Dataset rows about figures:
┄┄┄┄┄┄┄┄┄┄┄┄┄┄┄┄┄┄┄┄
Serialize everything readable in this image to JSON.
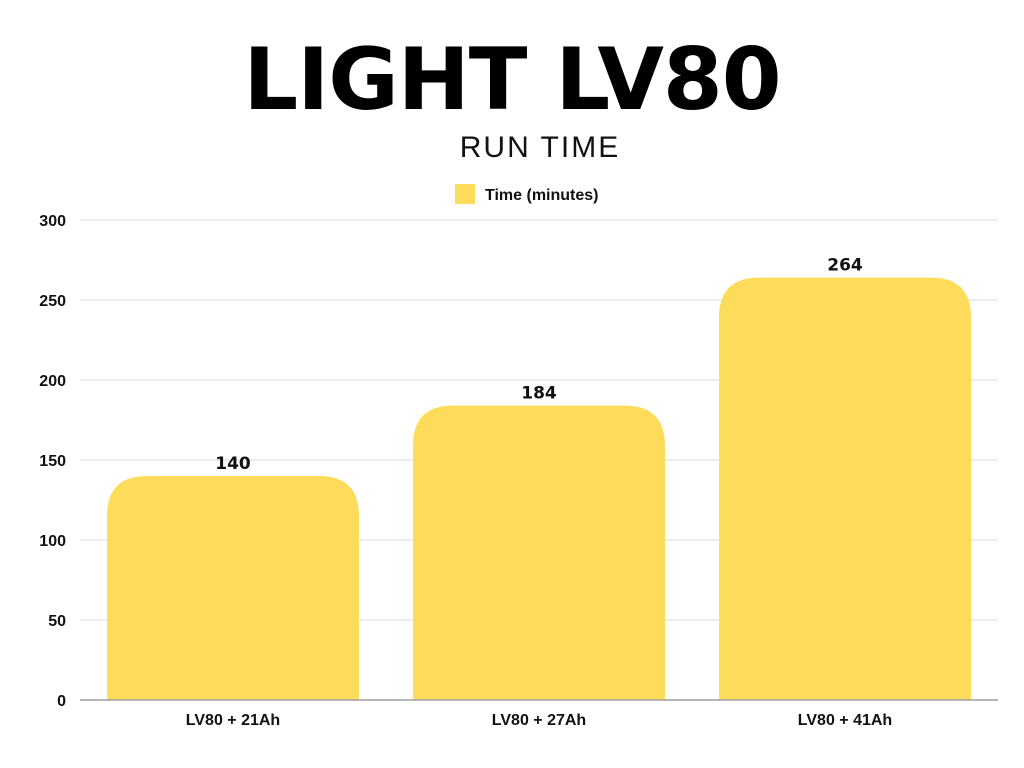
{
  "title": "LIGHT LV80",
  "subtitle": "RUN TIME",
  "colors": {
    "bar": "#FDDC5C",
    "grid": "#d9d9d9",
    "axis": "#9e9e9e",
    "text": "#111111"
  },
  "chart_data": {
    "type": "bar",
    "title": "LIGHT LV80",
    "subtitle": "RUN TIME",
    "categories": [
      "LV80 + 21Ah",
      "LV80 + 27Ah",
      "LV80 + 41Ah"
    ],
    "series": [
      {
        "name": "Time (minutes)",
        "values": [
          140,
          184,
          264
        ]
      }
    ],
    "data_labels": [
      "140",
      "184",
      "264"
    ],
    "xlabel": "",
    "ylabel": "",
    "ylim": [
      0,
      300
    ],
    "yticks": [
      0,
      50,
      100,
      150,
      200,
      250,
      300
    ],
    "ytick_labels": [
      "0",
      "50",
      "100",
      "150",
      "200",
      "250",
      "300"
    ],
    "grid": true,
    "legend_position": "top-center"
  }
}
┄┄┄┄┄┄┄┄┄┄┄┄┄┄┄┄┄┄┄┄
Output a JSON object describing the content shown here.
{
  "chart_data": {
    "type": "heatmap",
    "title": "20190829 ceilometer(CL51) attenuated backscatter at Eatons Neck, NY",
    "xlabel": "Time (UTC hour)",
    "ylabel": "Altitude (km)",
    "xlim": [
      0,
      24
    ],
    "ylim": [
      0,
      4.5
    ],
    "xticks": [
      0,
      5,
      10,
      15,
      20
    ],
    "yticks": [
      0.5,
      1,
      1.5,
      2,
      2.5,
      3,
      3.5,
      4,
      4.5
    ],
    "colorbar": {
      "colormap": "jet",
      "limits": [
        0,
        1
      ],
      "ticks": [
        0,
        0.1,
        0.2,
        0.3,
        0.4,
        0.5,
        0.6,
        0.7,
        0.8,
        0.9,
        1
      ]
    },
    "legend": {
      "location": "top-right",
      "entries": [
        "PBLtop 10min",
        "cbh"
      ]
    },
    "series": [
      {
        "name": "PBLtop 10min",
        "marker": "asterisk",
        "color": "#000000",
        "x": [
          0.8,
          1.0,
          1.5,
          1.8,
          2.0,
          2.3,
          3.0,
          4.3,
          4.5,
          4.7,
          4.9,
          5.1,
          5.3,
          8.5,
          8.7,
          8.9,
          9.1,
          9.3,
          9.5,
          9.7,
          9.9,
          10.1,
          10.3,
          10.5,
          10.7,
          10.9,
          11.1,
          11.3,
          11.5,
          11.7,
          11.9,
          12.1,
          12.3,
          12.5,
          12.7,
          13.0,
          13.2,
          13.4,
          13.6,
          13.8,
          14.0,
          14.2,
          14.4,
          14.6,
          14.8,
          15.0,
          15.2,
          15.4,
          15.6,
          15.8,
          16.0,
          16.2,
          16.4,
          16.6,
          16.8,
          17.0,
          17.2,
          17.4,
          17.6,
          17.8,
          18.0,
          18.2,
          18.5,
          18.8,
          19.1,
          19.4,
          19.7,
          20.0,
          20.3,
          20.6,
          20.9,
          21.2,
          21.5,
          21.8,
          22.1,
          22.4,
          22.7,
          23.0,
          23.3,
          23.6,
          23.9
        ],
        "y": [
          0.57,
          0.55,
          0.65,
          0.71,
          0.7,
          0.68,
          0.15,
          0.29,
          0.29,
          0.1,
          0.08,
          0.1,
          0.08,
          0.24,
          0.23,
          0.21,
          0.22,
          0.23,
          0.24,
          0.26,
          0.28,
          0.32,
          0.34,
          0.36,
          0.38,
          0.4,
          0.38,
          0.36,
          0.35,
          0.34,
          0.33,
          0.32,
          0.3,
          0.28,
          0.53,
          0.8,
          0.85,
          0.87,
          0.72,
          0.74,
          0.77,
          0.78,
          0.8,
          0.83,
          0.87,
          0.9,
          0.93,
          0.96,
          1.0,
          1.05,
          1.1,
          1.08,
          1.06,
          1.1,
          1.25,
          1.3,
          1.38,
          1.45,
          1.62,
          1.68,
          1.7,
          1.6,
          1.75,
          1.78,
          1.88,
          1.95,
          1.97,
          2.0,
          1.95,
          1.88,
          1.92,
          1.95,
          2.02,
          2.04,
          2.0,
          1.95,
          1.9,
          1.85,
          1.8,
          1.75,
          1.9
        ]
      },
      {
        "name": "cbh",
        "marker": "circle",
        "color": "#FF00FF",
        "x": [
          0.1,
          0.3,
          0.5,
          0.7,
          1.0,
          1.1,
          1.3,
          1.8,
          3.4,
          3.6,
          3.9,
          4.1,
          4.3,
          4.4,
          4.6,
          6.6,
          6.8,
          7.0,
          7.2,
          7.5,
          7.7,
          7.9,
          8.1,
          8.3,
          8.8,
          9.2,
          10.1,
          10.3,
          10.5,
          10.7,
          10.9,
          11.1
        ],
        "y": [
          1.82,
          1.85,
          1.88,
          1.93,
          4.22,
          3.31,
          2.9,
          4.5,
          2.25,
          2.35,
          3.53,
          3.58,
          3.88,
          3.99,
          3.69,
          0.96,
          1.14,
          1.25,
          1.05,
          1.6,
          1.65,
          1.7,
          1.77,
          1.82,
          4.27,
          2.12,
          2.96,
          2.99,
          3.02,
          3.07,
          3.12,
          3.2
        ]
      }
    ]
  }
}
┄┄┄┄┄┄┄┄┄┄┄┄┄┄┄┄┄┄┄┄
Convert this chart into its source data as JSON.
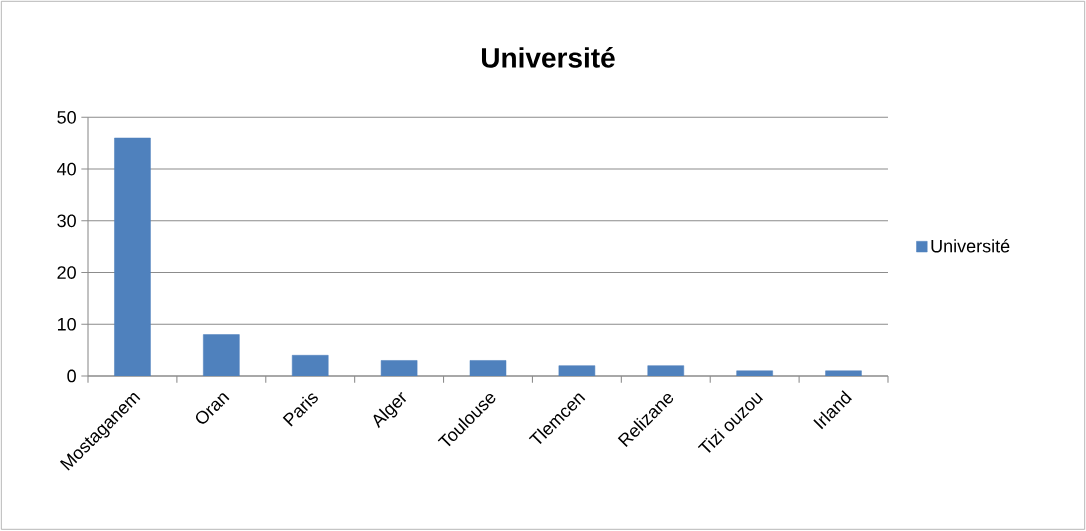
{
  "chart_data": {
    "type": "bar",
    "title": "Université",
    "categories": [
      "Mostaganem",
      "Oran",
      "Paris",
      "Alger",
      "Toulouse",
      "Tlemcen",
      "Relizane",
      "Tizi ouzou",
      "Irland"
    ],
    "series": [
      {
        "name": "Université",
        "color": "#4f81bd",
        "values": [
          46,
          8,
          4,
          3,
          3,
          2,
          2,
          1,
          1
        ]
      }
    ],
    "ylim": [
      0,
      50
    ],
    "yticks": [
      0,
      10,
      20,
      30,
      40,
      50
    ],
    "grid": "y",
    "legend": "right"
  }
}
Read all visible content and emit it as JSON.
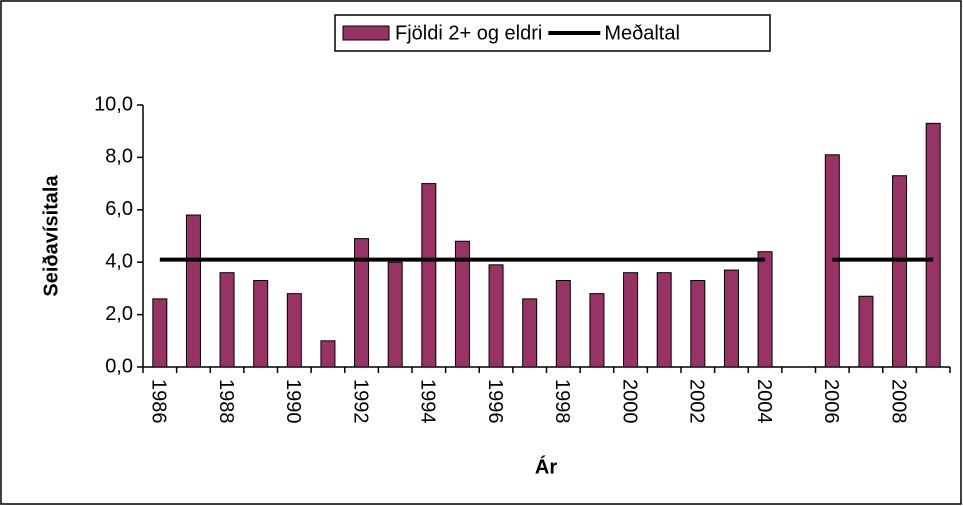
┄┄┄┄┄┄┄┄┄┄┄┄┄┄┄┄┄┄┄┄
Give again, exactly as written, only the lines that start at the one with "Convert this chart" and end at the one with "Read all visible content and emit it as JSON.", both included. Skip any pictures.

Convert this chart into its source data as JSON.
{
  "chart_data": {
    "type": "bar",
    "title": "Université",
    "categories": [
      "Mostaganem",
      "Oran",
      "Paris",
      "Alger",
      "Toulouse",
      "Tlemcen",
      "Relizane",
      "Tizi ouzou",
      "Irland"
    ],
    "series": [
      {
        "name": "Université",
        "color": "#4f81bd",
        "values": [
          46,
          8,
          4,
          3,
          3,
          2,
          2,
          1,
          1
        ]
      }
    ],
    "ylim": [
      0,
      50
    ],
    "yticks": [
      0,
      10,
      20,
      30,
      40,
      50
    ],
    "grid": "y",
    "legend": "right"
  }
}
Read all visible content and emit it as JSON.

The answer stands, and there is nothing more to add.